(openPR) Erweiterungsbau wird am 7. November offiziell seiner Bestimmung übergeben – „Offenes Haus“ von 14 bis 20 Uhr
In Betrieb ist der 16.000 Quadratmeter große Erweiterungsbau der Fachhochschule Vorarlberg in Dornbirn seit Beginn des heurigen Studienjahres. Jetzt wird das mit einer Bausumme von 34 Millionen Euro derzeit größte Hochbauprojekt des Landes auch offiziell seiner Bestimmung übergeben. Die Eröffnungsfeierlichkeiten finden am 7. November statt. Für die Bevölkerung steht die FH Vorarlberg von 14 bis 20 Uhr offen.

::::

Auszuführende Anweisung »
Gib bitte den Abschnitt aus dem Text über den Erweiterungsbau der FH Vorarlberg wortgetreu wieder, beginnend mit „(openPR) Erweiterungsbau wird“ und endend mit „20 Uhr offen.“.

::::

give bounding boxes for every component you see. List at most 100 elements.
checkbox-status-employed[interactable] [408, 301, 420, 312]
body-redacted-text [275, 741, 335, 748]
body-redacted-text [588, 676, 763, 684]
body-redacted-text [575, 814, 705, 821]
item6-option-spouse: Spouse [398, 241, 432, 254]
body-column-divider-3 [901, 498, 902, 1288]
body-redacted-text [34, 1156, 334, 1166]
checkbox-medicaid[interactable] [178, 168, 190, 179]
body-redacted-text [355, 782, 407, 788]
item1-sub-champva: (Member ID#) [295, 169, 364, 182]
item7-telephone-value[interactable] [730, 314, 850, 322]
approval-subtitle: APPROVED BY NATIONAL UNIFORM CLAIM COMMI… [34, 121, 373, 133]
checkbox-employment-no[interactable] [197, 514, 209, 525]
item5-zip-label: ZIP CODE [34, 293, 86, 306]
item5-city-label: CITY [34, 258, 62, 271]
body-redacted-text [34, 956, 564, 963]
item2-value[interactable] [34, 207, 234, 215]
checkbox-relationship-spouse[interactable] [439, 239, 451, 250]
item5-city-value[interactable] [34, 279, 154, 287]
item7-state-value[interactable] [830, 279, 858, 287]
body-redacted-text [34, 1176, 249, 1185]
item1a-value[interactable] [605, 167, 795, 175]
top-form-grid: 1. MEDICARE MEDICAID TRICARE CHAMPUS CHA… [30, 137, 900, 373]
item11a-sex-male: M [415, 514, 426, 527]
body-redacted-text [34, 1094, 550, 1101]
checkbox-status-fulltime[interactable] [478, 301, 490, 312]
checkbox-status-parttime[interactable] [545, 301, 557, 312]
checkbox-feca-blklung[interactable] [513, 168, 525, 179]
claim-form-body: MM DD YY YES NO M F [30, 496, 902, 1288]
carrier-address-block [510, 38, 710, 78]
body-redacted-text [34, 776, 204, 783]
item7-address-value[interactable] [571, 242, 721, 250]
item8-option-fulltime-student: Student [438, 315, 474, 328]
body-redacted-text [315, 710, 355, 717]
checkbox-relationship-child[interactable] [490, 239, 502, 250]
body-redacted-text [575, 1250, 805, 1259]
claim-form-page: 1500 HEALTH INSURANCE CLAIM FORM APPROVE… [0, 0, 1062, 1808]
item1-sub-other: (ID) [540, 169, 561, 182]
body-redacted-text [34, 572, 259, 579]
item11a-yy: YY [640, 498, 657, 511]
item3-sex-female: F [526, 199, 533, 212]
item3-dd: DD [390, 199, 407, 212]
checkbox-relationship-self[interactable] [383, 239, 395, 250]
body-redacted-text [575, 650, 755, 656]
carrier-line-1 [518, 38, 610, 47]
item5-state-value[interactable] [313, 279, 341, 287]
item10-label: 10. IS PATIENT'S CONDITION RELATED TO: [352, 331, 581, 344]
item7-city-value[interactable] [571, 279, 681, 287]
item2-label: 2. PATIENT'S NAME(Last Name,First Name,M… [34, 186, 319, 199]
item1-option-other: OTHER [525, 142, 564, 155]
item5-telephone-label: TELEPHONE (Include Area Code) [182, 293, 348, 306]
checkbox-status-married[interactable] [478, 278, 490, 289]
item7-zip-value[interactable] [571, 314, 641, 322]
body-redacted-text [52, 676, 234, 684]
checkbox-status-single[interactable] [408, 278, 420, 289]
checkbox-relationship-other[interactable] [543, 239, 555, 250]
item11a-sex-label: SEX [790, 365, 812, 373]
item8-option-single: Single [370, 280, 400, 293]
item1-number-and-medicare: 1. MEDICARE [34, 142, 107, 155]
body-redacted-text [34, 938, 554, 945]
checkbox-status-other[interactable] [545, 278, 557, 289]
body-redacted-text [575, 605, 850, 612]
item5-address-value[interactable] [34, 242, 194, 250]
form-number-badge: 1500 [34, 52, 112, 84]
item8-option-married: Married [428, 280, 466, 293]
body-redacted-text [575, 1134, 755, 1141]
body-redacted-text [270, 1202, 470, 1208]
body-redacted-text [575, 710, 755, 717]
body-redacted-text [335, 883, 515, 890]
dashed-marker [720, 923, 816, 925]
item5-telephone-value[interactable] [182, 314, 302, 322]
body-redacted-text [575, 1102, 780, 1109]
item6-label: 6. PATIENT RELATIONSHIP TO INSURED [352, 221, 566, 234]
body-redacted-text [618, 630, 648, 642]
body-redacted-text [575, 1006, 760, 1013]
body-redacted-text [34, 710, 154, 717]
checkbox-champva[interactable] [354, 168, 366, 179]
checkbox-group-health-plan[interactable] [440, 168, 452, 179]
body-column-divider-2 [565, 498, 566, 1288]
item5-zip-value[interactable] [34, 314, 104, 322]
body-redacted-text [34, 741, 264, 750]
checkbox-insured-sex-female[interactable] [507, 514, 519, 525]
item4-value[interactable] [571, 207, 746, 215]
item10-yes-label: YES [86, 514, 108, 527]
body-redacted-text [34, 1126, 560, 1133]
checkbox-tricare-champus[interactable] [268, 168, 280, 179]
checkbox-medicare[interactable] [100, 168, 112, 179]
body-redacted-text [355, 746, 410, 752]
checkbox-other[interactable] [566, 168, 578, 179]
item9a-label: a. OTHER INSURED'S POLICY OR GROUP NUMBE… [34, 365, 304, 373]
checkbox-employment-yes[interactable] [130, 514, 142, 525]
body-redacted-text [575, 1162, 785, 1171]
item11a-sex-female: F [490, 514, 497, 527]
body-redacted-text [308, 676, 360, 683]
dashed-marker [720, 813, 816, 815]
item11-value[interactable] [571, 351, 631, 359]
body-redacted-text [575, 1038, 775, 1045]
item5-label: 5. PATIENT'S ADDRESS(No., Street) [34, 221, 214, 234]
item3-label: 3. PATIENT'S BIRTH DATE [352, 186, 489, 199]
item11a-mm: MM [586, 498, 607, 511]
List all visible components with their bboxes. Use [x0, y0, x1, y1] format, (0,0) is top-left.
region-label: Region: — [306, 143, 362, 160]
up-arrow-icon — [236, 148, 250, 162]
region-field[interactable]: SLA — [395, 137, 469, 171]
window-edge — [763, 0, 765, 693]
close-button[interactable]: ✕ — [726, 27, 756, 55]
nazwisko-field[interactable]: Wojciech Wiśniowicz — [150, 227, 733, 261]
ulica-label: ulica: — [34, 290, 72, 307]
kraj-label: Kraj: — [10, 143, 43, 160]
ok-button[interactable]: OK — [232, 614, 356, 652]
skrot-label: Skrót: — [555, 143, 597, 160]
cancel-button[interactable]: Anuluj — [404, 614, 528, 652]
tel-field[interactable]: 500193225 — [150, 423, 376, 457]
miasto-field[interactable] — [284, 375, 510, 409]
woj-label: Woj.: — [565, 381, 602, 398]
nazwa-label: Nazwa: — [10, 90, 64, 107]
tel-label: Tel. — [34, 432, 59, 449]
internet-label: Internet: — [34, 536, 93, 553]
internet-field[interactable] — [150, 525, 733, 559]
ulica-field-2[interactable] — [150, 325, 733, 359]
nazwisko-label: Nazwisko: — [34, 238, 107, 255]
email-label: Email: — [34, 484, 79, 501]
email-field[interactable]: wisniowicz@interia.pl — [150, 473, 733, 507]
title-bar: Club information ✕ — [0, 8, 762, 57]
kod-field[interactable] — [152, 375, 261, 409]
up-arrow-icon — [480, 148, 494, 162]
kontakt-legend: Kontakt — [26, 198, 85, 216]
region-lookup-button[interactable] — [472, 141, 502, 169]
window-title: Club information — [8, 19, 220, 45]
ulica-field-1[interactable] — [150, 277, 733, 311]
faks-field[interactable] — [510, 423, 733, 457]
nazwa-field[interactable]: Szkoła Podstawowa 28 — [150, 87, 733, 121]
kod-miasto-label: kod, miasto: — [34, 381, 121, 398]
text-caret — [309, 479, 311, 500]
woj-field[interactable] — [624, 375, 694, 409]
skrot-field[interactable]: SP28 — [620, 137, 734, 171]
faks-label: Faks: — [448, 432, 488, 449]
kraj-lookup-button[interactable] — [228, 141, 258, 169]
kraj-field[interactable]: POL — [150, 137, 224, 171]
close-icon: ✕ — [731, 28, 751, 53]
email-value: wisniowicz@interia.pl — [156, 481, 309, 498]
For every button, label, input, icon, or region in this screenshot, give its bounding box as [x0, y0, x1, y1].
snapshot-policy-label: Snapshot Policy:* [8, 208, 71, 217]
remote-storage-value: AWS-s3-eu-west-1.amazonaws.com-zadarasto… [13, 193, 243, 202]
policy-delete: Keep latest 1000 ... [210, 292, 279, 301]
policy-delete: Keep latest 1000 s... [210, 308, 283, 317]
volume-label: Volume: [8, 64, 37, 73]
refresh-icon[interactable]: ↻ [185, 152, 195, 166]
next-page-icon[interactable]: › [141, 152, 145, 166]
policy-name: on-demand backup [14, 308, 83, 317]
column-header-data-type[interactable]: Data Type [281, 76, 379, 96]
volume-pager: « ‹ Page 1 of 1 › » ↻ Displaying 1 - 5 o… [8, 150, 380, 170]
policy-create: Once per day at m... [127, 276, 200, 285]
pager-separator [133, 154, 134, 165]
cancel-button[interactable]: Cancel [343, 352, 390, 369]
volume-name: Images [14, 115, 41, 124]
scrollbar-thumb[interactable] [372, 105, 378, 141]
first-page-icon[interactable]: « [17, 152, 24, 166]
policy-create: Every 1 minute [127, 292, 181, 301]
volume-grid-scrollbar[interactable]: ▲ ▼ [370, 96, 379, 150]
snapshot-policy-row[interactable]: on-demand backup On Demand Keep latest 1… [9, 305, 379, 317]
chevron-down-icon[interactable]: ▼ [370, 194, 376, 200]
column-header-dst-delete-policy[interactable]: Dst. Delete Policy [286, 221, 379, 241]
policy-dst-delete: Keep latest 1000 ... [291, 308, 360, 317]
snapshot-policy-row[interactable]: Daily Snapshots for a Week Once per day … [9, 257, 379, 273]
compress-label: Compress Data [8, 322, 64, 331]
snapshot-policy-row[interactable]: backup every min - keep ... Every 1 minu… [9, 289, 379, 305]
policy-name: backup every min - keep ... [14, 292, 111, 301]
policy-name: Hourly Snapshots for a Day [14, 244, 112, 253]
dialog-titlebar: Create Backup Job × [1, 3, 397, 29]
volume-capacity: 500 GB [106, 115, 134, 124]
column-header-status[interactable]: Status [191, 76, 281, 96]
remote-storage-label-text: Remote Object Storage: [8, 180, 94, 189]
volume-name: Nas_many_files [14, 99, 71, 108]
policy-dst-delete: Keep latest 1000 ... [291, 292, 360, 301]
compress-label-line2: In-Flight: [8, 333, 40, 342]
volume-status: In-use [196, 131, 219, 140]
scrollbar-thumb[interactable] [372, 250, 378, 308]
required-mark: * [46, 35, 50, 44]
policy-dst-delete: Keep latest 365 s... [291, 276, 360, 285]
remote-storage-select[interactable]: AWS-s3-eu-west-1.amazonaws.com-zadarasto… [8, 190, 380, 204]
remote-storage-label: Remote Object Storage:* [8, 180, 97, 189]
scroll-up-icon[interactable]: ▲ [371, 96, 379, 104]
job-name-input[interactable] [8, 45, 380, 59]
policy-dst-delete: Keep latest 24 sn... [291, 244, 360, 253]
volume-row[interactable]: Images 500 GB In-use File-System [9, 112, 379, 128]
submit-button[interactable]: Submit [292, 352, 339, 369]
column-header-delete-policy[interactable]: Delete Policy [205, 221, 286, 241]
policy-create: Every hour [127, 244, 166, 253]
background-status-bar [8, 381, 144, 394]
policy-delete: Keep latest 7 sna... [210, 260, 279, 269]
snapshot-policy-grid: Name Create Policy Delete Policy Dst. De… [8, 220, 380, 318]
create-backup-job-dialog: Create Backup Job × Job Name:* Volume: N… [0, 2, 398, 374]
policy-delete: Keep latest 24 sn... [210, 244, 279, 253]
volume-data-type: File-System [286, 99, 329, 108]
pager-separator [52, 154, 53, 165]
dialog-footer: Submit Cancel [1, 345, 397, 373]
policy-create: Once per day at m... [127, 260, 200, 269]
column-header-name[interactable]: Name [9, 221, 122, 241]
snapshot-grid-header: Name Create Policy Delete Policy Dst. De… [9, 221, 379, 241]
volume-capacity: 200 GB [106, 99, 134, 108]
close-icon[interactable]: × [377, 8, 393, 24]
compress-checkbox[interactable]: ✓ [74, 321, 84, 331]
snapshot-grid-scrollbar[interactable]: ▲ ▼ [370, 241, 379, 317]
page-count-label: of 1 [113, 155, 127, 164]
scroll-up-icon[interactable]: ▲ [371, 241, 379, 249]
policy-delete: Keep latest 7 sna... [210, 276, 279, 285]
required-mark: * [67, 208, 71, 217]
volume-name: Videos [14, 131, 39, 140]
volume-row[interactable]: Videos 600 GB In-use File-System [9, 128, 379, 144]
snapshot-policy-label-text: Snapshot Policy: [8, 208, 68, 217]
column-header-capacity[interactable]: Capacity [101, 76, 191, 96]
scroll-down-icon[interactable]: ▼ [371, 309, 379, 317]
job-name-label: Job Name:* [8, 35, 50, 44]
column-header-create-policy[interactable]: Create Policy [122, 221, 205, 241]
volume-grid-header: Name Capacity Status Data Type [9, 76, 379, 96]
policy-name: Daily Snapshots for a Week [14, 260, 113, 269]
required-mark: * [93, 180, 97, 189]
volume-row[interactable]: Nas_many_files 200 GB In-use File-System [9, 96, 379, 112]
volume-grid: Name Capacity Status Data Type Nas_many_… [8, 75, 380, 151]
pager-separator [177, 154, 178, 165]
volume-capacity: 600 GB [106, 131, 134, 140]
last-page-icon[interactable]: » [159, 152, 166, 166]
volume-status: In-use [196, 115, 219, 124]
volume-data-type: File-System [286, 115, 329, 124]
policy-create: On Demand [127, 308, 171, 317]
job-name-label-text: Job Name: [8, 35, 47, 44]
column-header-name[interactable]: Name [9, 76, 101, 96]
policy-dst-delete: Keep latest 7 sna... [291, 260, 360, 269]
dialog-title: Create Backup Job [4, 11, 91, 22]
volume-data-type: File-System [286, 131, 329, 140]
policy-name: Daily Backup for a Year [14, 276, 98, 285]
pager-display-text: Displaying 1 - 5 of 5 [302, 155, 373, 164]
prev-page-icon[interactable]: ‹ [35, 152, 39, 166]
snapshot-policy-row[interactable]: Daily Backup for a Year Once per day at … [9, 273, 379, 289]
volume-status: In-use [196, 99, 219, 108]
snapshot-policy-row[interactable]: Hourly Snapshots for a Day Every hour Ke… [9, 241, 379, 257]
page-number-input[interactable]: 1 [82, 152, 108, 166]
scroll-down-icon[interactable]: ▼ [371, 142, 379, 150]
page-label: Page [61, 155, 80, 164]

::::

Antwortbereich »
(openPR) Erweiterungsbau wird am 7. November offiziell seiner Bestimmung übergeben – „Offenes Haus“ von 14 bis 20 Uhr
In Betrieb ist der 16.000 Quadratmeter große Erweiterungsbau der Fachhochschule Vorarlberg in Dornbirn seit Beginn des heurigen Studienjahres. Jetzt wird das mit einer Bausumme von 34 Millionen Euro derzeit größte Hochbauprojekt des Landes auch offiziell seiner Bestimmung übergeben. Die Eröffnungsfeierlichkeiten finden am 7. November statt. Für die Bevölkerung steht die FH Vorarlberg von 14 bis 20 Uhr offen.